Exercise brief :: The records underneath are to be repeated exactly, with the pictures left out.

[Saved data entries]

—————

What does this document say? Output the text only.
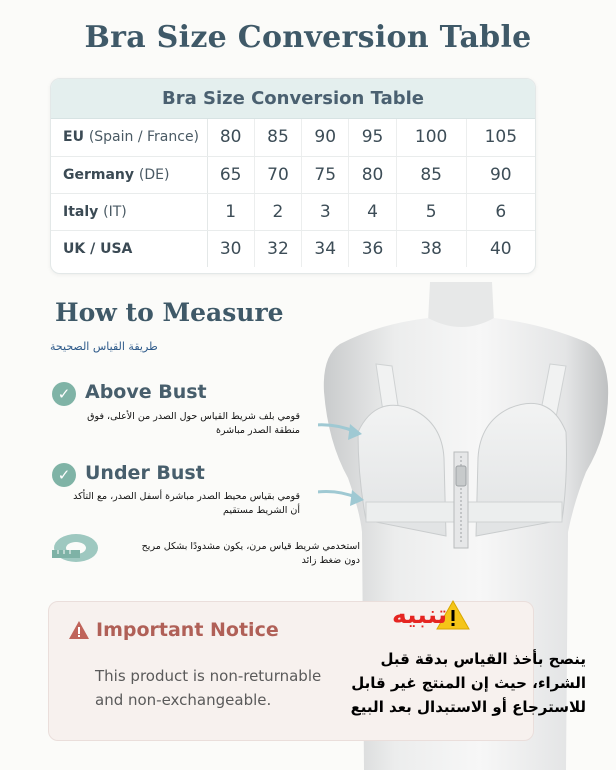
Bra Size Conversion Table
Bra Size Conversion Table
EU (Spain / France)	80	85	90	95	100	105
Germany (DE)	65	70	75	80	85	90
Italy (IT)	1	2	3	4	5	6
UK / USA	30	32	34	36	38	40
How to Measure
طريقة القياس الصحيحة
✓ Above Bust
قومي بلف شريط القياس حول الصدر من الأعلى، فوق منطقة الصدر مباشرة
✓ Under Bust
قومي بقياس محيط الصدر مباشرة أسفل الصدر، مع التأكد أن الشريط مستقيم
استخدمي شريط قياس مرن، يكون مشدودًا بشكل مريح دون ضغط زائد
Important Notice
This product is non-returnable and non-exchangeable.
تنبيه
ينصح بأخذ القياس بدقة قبل الشراء، حيث إن المنتج غير قابل للاسترجاع أو الاستبدال بعد البيع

—————

Result of this task ::
What does this document say? Output the text only.
Bra Size Conversion Table
Bra Size Conversion Table
EU (Spain / France)	80	85	90	95	100	105
Germany (DE)	65	70	75	80	85	90
Italy (IT)	1	2	3	4	5	6
UK / USA	30	32	34	36	38	40
How to Measure
طريقة القياس الصحيحة
✓ Above Bust
قومي بلف شريط القياس حول الصدر من الأعلى، فوق منطقة الصدر مباشرة
✓ Under Bust
قومي بقياس محيط الصدر مباشرة أسفل الصدر، مع التأكد أن الشريط مستقيم
استخدمي شريط قياس مرن، يكون مشدودًا بشكل مريح دون ضغط زائد
Important Notice
This product is non-returnable and non-exchangeable.
تنبيه
ينصح بأخذ القياس بدقة قبل الشراء، حيث إن المنتج غير قابل للاسترجاع أو الاستبدال بعد البيع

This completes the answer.